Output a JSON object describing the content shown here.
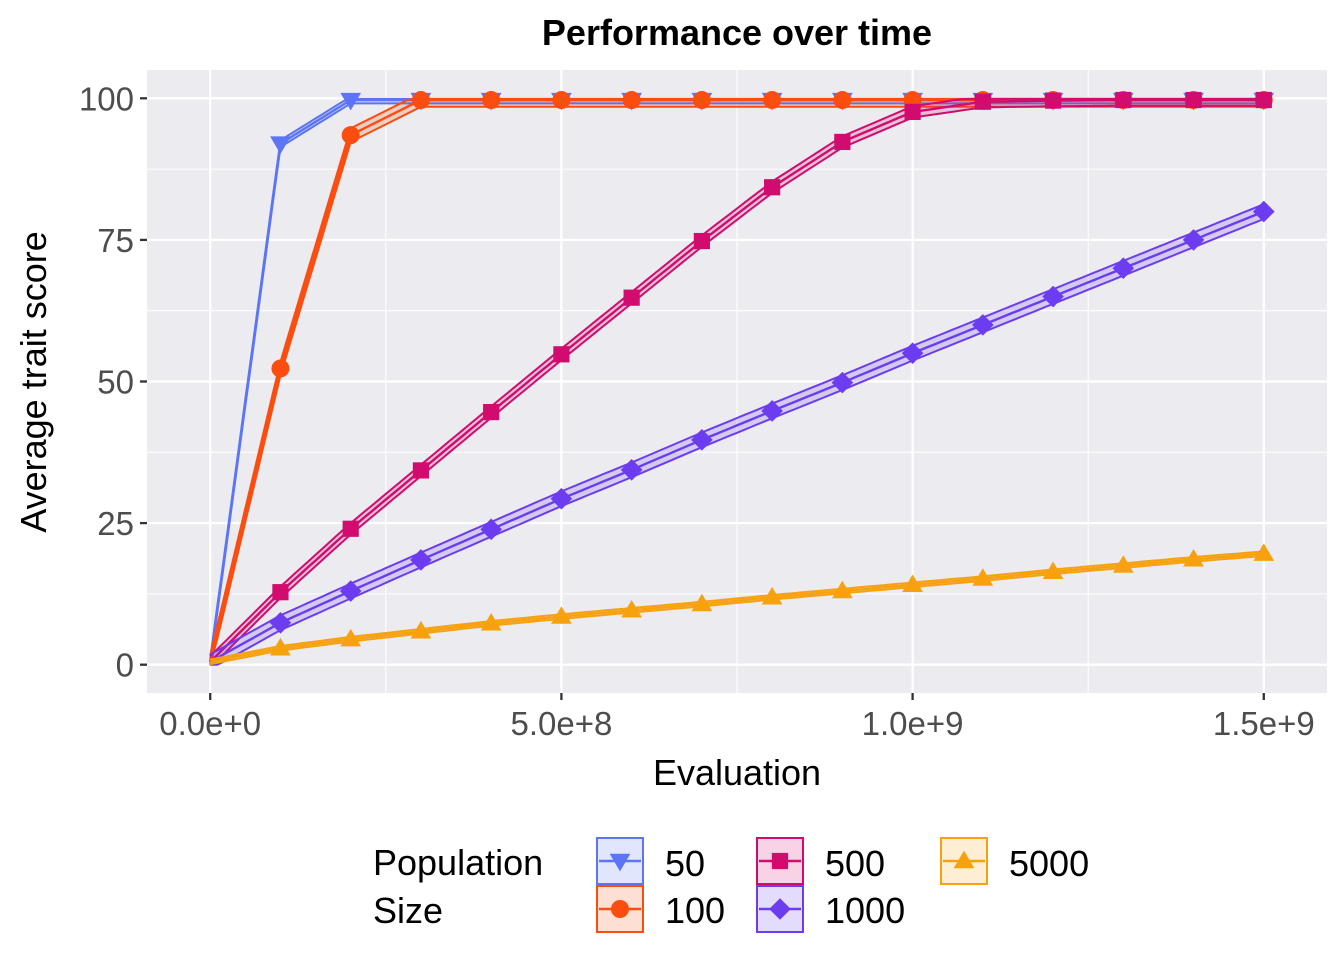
{
  "chart_data": {
    "type": "line",
    "title": "Performance over time",
    "xlabel": "Evaluation",
    "ylabel": "Average trait score",
    "xlim": [
      -90000000,
      1590000000
    ],
    "ylim": [
      -5,
      105
    ],
    "x_ticks": [
      0,
      500000000,
      1000000000,
      1500000000
    ],
    "x_tick_labels": [
      "0.0e+0",
      "5.0e+8",
      "1.0e+9",
      "1.5e+9"
    ],
    "y_ticks": [
      0,
      25,
      50,
      75,
      100
    ],
    "y_tick_labels": [
      "0",
      "25",
      "50",
      "75",
      "100"
    ],
    "grid": true,
    "legend": {
      "position": "bottom",
      "title_lines": [
        "Population",
        "Size"
      ]
    },
    "x": [
      0,
      100000000,
      200000000,
      300000000,
      400000000,
      500000000,
      600000000,
      700000000,
      800000000,
      900000000,
      1000000000,
      1100000000,
      1200000000,
      1300000000,
      1400000000,
      1500000000
    ],
    "series": [
      {
        "name": "50",
        "color": "#5B75F5",
        "marker": "triangle-down",
        "values": [
          0.5,
          92,
          99.7,
          99.7,
          99.7,
          99.7,
          99.7,
          99.7,
          99.7,
          99.7,
          99.7,
          99.7,
          99.7,
          99.7,
          99.7,
          99.7
        ],
        "band": 0.6
      },
      {
        "name": "100",
        "color": "#FA4D0F",
        "marker": "circle",
        "values": [
          0.5,
          52.3,
          93.5,
          99.7,
          99.7,
          99.7,
          99.7,
          99.7,
          99.7,
          99.7,
          99.7,
          99.7,
          99.7,
          99.7,
          99.7,
          99.7
        ],
        "band": 1.2
      },
      {
        "name": "500",
        "color": "#D10C6E",
        "marker": "square",
        "values": [
          0.5,
          12.8,
          24,
          34.3,
          44.6,
          54.8,
          64.8,
          74.8,
          84.3,
          92.3,
          97.6,
          99.4,
          99.6,
          99.7,
          99.7,
          99.7
        ],
        "band": 1.0
      },
      {
        "name": "1000",
        "color": "#6C3CF0",
        "marker": "diamond",
        "values": [
          0.5,
          7.4,
          13,
          18.5,
          23.9,
          29.3,
          34.4,
          39.7,
          44.8,
          49.8,
          55,
          60,
          65,
          70,
          75,
          80
        ],
        "band": 1.3
      },
      {
        "name": "5000",
        "color": "#F7A10F",
        "marker": "triangle-up",
        "values": [
          0.5,
          2.9,
          4.5,
          5.9,
          7.3,
          8.5,
          9.6,
          10.7,
          11.9,
          13,
          14.1,
          15.2,
          16.4,
          17.5,
          18.6,
          19.6
        ],
        "band": 0.4
      }
    ]
  }
}
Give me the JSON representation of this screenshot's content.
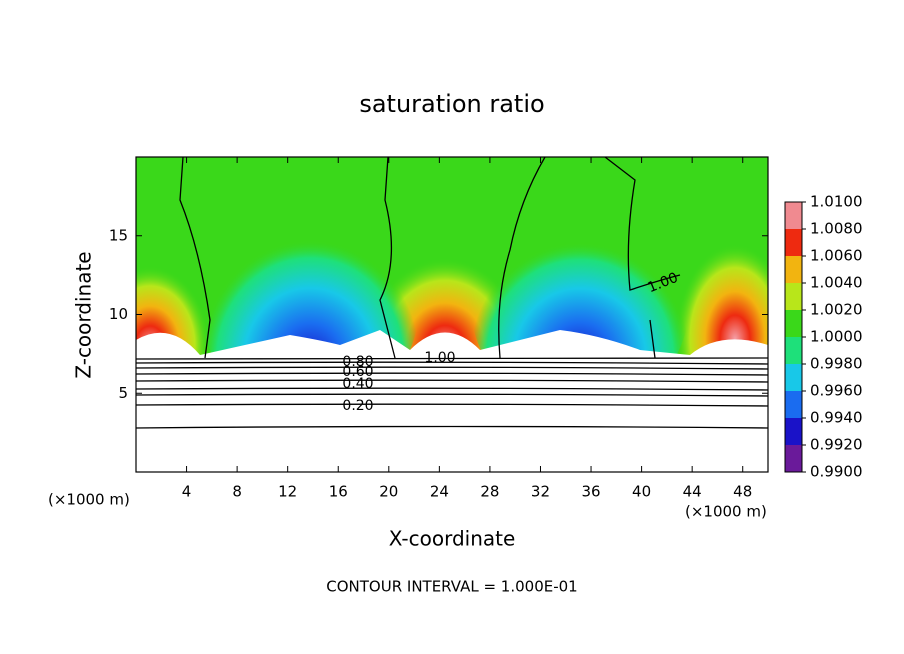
{
  "chart_data": {
    "type": "contour",
    "title": "saturation ratio",
    "x_label": "X-coordinate",
    "y_label": "Z-coordinate",
    "x_unit": "(×1000 m)",
    "y_unit": "(×1000 m)",
    "footer": "CONTOUR INTERVAL = 1.000E-01",
    "xlim": [
      0,
      50
    ],
    "xticks": [
      4,
      8,
      12,
      16,
      20,
      24,
      28,
      32,
      36,
      40,
      44,
      48
    ],
    "ylim": [
      0,
      20
    ],
    "yticks": [
      5,
      10,
      15
    ],
    "contour_labels": [
      "1.00",
      "0.80",
      "0.60",
      "0.40",
      "0.20",
      "1.00"
    ],
    "colorbar": {
      "ticks": [
        {
          "value": 0.99,
          "label": "0.9900"
        },
        {
          "value": 0.992,
          "label": "0.9920"
        },
        {
          "value": 0.994,
          "label": "0.9940"
        },
        {
          "value": 0.996,
          "label": "0.9960"
        },
        {
          "value": 0.998,
          "label": "0.9980"
        },
        {
          "value": 1.0,
          "label": "1.0000"
        },
        {
          "value": 1.002,
          "label": "1.0020"
        },
        {
          "value": 1.004,
          "label": "1.0040"
        },
        {
          "value": 1.006,
          "label": "1.0060"
        },
        {
          "value": 1.008,
          "label": "1.0080"
        },
        {
          "value": 1.01,
          "label": "1.0100"
        }
      ],
      "colors": [
        "#6a1a9a",
        "#1a12c8",
        "#1a6cf0",
        "#18c8e8",
        "#1ee07a",
        "#3ad81a",
        "#b8e61a",
        "#f2b410",
        "#ee2a10",
        "#f08a90"
      ]
    }
  }
}
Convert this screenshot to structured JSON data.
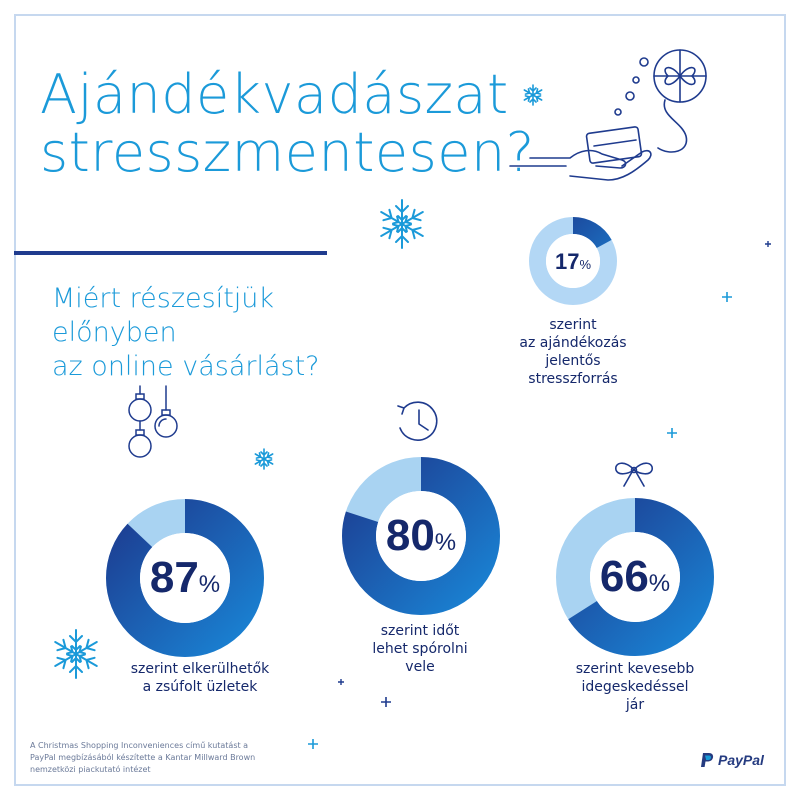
----------------
— Stated problem —
From the listing above, pick out each line where the word "marker" appears.

— Expected answer —
        "marker": "triangle-down",
        "marker": "circle",
        "marker": "square",
        "marker": "diamond",
        "marker": "triangle-up",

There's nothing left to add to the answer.